Below are the records; pull every line that includes "dash".
===== THE INPUT
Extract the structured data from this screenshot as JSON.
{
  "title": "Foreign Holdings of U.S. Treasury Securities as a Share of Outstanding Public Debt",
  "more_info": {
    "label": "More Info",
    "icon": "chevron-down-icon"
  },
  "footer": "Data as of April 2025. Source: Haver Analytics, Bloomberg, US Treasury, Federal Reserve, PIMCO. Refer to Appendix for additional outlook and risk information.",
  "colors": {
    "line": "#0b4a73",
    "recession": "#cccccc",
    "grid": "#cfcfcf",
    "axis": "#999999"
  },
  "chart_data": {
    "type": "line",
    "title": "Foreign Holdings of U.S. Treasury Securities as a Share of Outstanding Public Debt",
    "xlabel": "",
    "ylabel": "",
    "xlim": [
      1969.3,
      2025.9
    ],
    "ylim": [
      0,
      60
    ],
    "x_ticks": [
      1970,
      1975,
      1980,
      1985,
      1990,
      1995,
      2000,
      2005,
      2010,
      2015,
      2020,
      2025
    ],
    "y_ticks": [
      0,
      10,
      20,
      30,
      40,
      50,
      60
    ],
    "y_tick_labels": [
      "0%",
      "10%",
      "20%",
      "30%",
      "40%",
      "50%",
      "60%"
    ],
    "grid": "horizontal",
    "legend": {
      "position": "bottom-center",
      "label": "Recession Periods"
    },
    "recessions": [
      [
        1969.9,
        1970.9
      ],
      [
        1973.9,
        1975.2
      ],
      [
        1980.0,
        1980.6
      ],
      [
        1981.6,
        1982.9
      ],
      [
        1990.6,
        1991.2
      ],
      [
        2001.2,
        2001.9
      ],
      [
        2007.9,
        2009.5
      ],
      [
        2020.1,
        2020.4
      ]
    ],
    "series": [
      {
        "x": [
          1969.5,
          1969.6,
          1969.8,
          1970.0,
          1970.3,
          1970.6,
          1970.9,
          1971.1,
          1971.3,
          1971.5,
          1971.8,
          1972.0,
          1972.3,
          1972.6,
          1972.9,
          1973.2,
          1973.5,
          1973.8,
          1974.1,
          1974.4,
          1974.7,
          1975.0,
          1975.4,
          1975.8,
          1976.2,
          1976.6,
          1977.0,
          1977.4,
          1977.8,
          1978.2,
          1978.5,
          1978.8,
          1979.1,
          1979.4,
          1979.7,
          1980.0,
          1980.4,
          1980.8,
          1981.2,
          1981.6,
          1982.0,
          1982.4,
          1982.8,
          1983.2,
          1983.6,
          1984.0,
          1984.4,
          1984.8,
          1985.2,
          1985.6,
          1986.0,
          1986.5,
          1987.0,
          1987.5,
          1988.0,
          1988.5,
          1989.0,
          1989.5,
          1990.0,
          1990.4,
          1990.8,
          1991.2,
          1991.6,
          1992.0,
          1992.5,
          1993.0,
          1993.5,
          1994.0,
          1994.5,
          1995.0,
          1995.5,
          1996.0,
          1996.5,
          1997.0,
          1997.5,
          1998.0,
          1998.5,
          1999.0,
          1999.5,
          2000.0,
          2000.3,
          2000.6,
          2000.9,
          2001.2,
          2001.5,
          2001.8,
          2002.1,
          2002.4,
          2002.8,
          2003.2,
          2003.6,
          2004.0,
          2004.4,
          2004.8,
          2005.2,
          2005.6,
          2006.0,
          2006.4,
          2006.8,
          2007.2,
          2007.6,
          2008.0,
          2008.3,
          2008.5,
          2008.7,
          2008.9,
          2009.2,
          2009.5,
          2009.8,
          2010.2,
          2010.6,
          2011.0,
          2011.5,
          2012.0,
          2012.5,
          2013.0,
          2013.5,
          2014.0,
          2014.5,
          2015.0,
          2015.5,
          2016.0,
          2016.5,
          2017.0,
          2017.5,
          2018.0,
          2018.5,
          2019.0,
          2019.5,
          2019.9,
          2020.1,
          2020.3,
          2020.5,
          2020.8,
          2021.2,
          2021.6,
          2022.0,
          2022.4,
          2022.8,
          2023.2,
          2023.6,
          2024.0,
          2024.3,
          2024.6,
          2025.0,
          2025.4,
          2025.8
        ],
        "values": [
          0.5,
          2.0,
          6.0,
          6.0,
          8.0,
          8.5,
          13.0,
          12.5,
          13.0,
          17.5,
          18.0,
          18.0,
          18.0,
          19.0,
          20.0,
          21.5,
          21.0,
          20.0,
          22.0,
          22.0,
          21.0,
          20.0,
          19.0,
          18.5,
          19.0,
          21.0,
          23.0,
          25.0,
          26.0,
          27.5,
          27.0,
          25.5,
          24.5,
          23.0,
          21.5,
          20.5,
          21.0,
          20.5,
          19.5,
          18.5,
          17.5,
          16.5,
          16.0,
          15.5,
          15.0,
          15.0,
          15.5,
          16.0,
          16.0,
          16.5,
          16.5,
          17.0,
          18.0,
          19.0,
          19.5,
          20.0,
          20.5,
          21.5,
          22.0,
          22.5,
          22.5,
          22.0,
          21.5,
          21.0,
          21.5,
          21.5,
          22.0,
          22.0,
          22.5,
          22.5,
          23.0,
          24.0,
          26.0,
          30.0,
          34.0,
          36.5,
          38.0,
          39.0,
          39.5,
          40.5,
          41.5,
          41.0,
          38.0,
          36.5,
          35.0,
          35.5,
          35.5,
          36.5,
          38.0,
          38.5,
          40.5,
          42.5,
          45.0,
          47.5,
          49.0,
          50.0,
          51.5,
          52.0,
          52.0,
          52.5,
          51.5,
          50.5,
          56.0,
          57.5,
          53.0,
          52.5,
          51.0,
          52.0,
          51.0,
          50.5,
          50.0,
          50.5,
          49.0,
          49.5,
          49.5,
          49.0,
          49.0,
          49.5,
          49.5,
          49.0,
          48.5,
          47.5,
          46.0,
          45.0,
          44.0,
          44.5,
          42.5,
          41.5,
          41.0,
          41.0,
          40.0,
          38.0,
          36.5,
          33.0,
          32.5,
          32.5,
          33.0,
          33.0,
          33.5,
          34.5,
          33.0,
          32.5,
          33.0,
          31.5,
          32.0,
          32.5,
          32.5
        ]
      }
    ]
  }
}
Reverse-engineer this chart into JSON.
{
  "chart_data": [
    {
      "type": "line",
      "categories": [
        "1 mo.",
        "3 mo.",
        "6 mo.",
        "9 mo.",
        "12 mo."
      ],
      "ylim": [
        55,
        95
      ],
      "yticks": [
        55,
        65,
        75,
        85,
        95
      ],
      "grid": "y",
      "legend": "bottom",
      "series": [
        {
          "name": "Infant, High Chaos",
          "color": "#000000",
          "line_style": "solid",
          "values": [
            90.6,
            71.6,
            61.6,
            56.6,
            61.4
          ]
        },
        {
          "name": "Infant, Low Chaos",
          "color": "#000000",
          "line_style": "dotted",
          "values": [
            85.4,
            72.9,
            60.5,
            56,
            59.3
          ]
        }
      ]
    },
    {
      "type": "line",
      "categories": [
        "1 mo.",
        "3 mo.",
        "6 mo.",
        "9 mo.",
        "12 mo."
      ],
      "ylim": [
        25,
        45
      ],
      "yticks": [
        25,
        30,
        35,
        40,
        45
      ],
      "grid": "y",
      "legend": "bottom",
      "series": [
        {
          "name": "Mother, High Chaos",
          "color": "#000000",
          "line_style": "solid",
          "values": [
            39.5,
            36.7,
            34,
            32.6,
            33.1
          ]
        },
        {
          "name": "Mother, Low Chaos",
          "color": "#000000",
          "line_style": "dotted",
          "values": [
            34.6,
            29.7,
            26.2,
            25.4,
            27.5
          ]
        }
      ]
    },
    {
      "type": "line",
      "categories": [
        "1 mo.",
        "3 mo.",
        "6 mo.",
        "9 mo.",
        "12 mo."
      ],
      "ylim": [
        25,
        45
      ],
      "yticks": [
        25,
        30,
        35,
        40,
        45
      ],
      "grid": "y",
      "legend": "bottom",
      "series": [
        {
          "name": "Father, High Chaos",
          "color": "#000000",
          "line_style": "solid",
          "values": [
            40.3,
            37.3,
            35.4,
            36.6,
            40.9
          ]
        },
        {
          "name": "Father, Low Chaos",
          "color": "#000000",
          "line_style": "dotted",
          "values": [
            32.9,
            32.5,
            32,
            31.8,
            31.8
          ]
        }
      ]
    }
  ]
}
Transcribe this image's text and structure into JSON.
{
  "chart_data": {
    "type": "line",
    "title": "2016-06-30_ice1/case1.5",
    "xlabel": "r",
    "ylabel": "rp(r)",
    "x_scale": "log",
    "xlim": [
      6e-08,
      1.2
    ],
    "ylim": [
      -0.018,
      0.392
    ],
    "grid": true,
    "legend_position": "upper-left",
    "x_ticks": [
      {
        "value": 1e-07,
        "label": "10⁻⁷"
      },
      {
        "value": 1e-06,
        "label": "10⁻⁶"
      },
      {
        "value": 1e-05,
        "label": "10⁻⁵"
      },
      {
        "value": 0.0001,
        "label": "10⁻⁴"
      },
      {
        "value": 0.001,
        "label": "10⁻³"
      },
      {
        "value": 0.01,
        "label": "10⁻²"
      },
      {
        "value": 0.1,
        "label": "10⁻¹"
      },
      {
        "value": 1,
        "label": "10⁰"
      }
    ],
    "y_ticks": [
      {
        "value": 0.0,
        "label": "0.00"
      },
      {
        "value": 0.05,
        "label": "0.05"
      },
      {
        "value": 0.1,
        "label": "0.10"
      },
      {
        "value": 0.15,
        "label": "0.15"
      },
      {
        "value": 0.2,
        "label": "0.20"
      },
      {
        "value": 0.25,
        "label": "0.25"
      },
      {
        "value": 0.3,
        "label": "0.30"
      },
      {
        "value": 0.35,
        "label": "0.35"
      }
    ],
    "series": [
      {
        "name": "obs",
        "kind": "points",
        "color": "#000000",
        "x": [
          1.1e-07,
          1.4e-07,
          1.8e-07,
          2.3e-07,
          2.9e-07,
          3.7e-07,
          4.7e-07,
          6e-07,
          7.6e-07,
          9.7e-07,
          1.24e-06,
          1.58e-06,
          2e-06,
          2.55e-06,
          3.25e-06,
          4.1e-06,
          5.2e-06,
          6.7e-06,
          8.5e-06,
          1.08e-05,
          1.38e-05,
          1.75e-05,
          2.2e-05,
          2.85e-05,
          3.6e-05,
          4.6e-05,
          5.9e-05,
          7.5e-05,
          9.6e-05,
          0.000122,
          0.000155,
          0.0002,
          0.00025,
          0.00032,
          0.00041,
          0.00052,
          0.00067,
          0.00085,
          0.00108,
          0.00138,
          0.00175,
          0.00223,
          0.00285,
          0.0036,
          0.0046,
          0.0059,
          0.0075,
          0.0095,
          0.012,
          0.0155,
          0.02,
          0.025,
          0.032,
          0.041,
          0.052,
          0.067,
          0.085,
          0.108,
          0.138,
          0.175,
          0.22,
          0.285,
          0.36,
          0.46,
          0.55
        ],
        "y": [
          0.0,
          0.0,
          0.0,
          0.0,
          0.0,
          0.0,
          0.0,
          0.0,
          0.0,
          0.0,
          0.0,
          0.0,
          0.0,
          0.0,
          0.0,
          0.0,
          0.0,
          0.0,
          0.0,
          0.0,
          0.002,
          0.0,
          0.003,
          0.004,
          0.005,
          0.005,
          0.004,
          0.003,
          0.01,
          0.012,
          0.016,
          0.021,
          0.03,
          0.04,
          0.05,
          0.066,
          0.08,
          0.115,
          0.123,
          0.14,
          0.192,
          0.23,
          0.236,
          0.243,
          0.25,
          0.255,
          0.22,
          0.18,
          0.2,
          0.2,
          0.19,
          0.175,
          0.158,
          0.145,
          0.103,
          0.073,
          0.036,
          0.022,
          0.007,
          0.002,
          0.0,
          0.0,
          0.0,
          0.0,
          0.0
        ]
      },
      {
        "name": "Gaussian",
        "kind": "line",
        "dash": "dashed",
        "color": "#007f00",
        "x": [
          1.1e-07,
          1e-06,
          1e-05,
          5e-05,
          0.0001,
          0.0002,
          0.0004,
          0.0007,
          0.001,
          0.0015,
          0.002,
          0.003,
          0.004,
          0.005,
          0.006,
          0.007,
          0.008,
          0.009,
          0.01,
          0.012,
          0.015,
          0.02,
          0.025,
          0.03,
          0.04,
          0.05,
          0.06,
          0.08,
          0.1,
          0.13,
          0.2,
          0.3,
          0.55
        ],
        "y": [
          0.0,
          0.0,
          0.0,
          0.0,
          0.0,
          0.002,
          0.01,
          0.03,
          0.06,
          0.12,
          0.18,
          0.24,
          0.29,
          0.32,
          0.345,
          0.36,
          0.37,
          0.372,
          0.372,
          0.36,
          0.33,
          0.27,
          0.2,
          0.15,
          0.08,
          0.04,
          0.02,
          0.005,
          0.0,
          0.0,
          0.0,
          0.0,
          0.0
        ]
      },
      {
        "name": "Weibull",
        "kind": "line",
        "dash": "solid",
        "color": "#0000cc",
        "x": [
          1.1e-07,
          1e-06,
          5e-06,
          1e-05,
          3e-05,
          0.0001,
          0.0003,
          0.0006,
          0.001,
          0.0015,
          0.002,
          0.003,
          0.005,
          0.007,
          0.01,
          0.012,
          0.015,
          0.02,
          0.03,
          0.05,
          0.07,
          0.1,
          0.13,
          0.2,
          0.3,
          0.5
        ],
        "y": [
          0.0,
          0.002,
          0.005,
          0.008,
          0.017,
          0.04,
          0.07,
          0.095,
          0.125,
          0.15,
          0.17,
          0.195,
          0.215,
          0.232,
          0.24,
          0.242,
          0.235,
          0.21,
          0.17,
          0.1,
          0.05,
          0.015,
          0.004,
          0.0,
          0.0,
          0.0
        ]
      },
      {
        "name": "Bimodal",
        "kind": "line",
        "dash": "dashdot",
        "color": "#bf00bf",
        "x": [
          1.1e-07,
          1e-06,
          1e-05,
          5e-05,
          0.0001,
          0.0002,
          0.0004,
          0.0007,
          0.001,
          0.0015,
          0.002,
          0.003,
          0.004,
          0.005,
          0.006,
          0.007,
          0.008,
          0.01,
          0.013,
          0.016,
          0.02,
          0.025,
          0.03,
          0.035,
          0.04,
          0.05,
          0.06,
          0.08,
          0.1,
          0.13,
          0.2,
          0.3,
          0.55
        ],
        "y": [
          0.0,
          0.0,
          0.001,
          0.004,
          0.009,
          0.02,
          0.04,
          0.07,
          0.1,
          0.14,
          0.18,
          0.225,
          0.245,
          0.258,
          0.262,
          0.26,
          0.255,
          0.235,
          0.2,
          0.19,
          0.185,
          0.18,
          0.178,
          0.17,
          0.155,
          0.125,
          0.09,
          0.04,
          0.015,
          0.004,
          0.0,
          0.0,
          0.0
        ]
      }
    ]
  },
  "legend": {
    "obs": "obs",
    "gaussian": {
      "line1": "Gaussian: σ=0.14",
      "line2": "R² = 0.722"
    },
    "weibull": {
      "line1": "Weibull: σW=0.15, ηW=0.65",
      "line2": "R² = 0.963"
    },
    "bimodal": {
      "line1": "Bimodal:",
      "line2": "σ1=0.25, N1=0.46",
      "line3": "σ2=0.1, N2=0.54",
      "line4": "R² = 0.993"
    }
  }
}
==========
▶ **RESPONSE**
        "dash": "dashed",
        "dash": "solid",
        "dash": "dashdot",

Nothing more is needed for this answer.